Will you print the material below without altering a single character?

* **Dataset excerpts**:
· · ·

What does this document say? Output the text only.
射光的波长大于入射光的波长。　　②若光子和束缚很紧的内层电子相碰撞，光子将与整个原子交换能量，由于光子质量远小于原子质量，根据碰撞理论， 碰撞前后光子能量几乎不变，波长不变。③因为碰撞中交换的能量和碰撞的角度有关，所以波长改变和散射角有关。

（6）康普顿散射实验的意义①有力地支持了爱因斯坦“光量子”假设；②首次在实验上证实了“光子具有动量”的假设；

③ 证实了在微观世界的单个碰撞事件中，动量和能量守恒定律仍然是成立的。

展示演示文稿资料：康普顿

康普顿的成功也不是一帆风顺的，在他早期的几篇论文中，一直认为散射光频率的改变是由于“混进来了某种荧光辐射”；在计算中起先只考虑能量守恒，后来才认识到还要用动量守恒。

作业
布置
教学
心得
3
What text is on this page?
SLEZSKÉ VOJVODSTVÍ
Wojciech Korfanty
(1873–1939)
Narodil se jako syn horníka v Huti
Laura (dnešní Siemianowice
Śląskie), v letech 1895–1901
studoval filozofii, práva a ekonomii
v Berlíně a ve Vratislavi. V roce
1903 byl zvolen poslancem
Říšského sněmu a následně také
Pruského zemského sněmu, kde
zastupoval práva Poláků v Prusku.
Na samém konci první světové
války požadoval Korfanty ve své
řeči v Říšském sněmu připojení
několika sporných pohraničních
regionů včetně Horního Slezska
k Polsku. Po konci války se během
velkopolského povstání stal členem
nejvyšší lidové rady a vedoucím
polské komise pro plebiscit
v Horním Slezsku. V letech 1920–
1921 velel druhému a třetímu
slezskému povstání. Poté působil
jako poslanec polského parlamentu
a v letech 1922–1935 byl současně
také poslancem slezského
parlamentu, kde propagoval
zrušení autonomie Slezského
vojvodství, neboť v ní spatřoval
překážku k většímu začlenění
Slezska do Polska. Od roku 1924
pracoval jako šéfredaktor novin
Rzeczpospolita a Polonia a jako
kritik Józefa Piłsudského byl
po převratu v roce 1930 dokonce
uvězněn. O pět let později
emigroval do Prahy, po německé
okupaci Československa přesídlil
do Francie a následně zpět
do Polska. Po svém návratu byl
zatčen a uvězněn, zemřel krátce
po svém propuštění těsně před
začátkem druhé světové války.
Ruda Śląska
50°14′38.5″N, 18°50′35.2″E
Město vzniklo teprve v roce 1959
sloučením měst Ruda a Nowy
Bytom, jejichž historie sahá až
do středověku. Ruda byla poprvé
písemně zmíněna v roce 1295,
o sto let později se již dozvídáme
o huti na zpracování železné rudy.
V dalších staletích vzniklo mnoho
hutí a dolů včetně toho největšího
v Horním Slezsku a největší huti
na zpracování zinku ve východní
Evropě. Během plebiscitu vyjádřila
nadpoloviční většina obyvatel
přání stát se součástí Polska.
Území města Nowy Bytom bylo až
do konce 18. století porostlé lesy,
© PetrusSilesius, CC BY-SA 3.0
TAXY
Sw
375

· · ·

* **Response below**:
What does this document say? Output the text only.
射光的波长大于入射光的波长。　　②若光子和束缚很紧的内层电子相碰撞，光子将与整个原子交换能量，由于光子质量远小于原子质量，根据碰撞理论， 碰撞前后光子能量几乎不变，波长不变。③因为碰撞中交换的能量和碰撞的角度有关，所以波长改变和散射角有关。

（6）康普顿散射实验的意义①有力地支持了爱因斯坦“光量子”假设；②首次在实验上证实了“光子具有动量”的假设；

③ 证实了在微观世界的单个碰撞事件中，动量和能量守恒定律仍然是成立的。

展示演示文稿资料：康普顿

康普顿的成功也不是一帆风顺的，在他早期的几篇论文中，一直认为散射光频率的改变是由于“混进来了某种荧光辐射”；在计算中起先只考虑能量守恒，后来才认识到还要用动量守恒。

作业
布置
教学
心得
3
What text is on this page?
SLEZSKÉ VOJVODSTVÍ
Wojciech Korfanty
(1873–1939)
Narodil se jako syn horníka v Huti
Laura (dnešní Siemianowice
Śląskie), v letech 1895–1901
studoval filozofii, práva a ekonomii
v Berlíně a ve Vratislavi. V roce
1903 byl zvolen poslancem
Říšského sněmu a následně také
Pruského zemského sněmu, kde
zastupoval práva Poláků v Prusku.
Na samém konci první světové
války požadoval Korfanty ve své
řeči v Říšském sněmu připojení
několika sporných pohraničních
regionů včetně Horního Slezska
k Polsku. Po konci války se během
velkopolského povstání stal členem
nejvyšší lidové rady a vedoucím
polské komise pro plebiscit
v Horním Slezsku. V letech 1920–
1921 velel druhému a třetímu
slezskému povstání. Poté působil
jako poslanec polského parlamentu
a v letech 1922–1935 byl současně
také poslancem slezského
parlamentu, kde propagoval
zrušení autonomie Slezského
vojvodství, neboť v ní spatřoval
překážku k většímu začlenění
Slezska do Polska. Od roku 1924
pracoval jako šéfredaktor novin
Rzeczpospolita a Polonia a jako
kritik Józefa Piłsudského byl
po převratu v roce 1930 dokonce
uvězněn. O pět let později
emigroval do Prahy, po německé
okupaci Československa přesídlil
do Francie a následně zpět
do Polska. Po svém návratu byl
zatčen a uvězněn, zemřel krátce
po svém propuštění těsně před
začátkem druhé světové války.
Ruda Śląska
50°14′38.5″N, 18°50′35.2″E
Město vzniklo teprve v roce 1959
sloučením měst Ruda a Nowy
Bytom, jejichž historie sahá až
do středověku. Ruda byla poprvé
písemně zmíněna v roce 1295,
o sto let později se již dozvídáme
o huti na zpracování železné rudy.
V dalších staletích vzniklo mnoho
hutí a dolů včetně toho největšího
v Horním Slezsku a největší huti
na zpracování zinku ve východní
Evropě. Během plebiscitu vyjádřila
nadpoloviční většina obyvatel
přání stát se součástí Polska.
Území města Nowy Bytom bylo až
do konce 18. století porostlé lesy,
© PetrusSilesius, CC BY-SA 3.0
TAXY
Sw
375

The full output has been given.